◆ **Work instructions**
From the entries below, please gather each line containing the string "background".

(Data extracted from a collection)
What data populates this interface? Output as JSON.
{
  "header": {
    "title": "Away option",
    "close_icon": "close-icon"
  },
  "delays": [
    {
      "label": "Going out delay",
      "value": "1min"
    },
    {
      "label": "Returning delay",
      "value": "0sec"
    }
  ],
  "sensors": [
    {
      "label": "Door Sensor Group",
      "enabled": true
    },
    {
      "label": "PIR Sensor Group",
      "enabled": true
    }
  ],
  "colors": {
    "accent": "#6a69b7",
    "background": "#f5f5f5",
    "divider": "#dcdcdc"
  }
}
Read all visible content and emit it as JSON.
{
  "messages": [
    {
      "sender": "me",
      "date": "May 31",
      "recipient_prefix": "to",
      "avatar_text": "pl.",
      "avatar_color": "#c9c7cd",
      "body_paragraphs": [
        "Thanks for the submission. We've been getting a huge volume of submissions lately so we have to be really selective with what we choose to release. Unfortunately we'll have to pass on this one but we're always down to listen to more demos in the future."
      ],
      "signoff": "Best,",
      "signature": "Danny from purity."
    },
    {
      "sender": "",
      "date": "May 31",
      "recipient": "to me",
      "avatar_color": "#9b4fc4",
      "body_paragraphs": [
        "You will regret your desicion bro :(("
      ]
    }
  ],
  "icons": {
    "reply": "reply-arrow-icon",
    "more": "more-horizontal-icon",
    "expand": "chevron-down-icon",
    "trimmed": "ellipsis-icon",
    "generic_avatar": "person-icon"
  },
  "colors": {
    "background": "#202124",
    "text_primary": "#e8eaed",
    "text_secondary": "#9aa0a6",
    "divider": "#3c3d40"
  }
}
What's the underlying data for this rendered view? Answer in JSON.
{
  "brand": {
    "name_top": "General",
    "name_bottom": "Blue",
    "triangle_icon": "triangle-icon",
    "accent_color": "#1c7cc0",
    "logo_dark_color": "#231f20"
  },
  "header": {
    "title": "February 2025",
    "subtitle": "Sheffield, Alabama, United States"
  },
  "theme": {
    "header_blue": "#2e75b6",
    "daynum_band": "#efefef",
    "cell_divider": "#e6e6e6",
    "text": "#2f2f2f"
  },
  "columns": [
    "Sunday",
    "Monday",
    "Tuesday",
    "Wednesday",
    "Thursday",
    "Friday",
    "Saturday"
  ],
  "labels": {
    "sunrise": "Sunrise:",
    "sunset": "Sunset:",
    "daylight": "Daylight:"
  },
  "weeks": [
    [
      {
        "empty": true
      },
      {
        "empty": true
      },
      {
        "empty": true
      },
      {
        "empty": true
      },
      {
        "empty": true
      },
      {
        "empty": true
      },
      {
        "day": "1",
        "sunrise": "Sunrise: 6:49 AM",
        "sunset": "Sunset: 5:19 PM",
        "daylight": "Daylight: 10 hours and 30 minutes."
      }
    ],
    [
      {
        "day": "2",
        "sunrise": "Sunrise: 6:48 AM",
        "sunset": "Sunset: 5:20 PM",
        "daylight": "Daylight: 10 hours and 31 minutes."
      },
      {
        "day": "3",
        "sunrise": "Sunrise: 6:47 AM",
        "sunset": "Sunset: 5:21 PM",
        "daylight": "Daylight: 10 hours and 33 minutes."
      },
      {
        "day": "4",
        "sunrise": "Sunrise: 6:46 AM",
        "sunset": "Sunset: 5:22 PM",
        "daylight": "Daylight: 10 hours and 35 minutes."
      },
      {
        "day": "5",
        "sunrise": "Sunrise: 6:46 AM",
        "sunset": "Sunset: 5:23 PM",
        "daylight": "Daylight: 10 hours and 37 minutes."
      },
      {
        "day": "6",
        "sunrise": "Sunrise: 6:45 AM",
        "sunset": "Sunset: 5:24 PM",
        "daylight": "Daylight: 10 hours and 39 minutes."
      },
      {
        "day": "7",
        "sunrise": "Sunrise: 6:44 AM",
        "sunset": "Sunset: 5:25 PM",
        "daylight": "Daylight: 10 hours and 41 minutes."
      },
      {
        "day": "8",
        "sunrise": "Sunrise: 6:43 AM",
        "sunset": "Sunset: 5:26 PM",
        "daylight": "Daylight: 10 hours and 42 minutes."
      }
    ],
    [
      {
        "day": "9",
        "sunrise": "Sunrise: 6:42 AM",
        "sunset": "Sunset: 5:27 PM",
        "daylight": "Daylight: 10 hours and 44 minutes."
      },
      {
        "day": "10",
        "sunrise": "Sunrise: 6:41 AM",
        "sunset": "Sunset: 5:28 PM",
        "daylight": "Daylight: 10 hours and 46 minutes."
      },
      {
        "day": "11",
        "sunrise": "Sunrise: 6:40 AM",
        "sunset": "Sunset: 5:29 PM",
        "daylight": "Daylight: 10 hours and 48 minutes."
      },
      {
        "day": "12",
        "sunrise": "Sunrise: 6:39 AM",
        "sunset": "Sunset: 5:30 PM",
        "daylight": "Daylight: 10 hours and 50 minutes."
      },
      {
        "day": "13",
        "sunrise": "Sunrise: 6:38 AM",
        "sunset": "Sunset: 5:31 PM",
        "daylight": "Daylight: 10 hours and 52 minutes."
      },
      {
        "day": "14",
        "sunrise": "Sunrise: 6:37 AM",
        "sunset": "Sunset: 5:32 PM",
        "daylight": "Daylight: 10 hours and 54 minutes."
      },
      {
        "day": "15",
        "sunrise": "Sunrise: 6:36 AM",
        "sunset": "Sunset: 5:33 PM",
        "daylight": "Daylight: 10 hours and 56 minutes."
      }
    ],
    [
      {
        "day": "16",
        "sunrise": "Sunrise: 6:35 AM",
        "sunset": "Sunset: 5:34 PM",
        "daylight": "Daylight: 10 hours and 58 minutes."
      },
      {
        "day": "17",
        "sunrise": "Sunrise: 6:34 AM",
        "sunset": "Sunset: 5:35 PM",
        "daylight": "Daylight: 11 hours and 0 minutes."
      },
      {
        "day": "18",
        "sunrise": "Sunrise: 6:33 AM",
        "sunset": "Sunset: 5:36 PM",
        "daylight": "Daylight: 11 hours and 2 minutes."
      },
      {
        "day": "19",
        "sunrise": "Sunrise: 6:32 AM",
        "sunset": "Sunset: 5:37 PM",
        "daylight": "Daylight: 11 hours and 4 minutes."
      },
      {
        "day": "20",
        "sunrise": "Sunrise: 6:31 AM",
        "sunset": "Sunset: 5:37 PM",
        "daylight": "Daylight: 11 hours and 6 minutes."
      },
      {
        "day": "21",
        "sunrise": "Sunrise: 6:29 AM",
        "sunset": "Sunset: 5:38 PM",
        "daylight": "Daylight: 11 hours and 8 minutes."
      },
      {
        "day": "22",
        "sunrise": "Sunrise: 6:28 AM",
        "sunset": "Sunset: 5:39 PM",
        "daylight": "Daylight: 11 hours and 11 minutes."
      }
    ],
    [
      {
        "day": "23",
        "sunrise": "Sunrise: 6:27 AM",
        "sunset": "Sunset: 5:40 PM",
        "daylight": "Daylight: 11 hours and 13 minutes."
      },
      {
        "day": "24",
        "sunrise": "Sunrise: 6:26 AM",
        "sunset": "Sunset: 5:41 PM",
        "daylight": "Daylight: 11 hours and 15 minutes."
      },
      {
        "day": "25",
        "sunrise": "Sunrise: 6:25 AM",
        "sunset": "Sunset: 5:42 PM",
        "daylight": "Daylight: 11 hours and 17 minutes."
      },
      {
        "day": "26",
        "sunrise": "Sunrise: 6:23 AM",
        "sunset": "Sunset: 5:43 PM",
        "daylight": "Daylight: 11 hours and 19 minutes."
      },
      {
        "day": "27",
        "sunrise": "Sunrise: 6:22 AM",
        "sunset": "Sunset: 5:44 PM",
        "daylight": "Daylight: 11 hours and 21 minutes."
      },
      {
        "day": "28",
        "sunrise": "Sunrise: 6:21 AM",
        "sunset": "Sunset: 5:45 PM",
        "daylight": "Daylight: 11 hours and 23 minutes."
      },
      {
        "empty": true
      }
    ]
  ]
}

◆ **Result**
    "background": "#f5f5f5",
    "background": "#202124",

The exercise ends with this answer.